**GIVEN RECORDS:**
══════

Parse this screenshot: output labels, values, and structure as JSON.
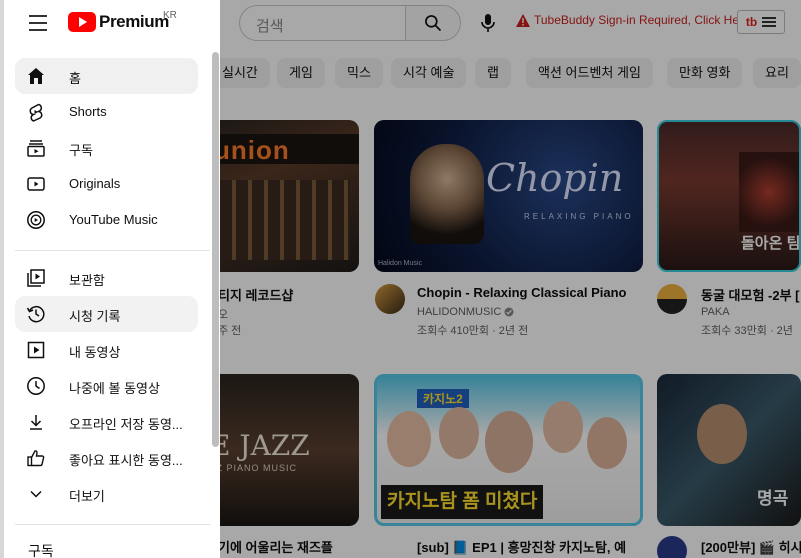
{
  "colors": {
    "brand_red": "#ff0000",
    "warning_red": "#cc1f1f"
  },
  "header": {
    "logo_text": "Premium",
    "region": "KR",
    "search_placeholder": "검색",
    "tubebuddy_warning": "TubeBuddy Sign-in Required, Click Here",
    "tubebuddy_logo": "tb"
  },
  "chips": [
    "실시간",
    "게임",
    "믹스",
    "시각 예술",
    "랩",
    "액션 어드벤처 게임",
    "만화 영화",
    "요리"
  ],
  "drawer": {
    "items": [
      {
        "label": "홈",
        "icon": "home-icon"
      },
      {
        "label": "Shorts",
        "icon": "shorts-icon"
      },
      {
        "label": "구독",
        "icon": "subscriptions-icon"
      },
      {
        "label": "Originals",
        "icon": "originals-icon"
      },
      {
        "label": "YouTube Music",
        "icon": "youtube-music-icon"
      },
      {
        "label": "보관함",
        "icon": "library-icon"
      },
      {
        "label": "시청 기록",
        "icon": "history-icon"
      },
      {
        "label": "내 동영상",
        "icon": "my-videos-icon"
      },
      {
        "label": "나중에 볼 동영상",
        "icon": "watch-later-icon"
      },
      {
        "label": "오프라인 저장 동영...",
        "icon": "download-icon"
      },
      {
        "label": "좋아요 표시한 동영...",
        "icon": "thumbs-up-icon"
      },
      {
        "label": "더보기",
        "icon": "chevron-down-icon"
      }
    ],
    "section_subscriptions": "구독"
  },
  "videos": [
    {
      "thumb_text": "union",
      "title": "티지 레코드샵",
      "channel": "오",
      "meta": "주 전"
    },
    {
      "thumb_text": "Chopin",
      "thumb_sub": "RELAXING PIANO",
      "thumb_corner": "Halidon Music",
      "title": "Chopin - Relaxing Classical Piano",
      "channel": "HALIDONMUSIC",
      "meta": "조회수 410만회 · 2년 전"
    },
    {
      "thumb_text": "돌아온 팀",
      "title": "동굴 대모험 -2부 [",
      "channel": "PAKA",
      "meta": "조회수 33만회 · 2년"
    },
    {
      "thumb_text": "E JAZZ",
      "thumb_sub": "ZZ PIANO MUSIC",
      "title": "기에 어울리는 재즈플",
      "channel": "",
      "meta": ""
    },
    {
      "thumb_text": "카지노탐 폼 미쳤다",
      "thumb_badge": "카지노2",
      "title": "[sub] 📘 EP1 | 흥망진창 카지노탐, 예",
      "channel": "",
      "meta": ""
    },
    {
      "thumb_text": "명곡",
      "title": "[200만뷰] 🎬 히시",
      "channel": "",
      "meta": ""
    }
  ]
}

══════

**PROBLEM TO WORK ON:** Show the lines that mention the word "Chopin".

**RESULT OF THIS TASK:**
      "thumb_text": "Chopin",
      "title": "Chopin - Relaxing Classical Piano",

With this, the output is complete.